### Work to be completed
Identify each line containing the word "counter" and copy it.

━━━ Material ━━━

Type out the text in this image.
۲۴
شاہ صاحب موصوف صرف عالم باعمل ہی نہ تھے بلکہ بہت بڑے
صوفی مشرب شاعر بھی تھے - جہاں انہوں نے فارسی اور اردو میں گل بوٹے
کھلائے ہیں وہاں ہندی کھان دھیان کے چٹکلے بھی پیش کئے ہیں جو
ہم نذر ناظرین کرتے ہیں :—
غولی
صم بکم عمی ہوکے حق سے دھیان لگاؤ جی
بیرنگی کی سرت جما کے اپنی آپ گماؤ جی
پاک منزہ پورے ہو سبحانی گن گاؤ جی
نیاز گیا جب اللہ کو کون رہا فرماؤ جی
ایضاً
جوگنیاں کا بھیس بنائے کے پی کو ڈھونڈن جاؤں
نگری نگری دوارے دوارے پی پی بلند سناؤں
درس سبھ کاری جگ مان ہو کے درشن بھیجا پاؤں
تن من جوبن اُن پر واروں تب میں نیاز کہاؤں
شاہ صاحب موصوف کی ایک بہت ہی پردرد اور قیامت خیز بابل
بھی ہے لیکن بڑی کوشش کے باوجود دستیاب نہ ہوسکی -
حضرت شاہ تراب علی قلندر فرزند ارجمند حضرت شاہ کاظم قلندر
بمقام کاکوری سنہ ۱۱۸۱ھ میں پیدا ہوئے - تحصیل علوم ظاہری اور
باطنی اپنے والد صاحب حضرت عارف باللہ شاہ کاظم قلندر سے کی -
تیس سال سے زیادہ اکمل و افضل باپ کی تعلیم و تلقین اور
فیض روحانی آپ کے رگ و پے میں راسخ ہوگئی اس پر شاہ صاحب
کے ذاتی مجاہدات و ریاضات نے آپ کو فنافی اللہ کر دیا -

━━━
━━━ Material ━━━

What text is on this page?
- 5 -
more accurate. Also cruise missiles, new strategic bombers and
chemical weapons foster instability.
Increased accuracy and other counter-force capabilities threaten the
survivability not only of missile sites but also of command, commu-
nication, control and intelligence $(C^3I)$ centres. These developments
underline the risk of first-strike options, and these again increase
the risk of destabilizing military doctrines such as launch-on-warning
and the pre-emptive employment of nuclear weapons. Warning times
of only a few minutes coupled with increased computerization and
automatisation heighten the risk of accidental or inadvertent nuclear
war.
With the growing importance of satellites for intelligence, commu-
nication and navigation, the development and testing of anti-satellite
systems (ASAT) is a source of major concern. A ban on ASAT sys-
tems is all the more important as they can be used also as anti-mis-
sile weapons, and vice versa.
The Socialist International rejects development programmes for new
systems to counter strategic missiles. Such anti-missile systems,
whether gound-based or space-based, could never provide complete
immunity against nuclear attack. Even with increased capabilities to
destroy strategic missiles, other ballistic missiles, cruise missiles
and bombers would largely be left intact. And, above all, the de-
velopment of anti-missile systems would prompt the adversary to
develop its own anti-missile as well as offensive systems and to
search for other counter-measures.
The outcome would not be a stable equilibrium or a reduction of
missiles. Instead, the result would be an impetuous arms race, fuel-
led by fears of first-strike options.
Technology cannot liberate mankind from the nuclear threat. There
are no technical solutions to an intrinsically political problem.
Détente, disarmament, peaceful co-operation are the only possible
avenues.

━━━

### Answer to this problem
Increased accuracy and other counter-force capabilities threaten the
systems to counter strategic missiles. Such anti-missile systems,
search for other counter-measures.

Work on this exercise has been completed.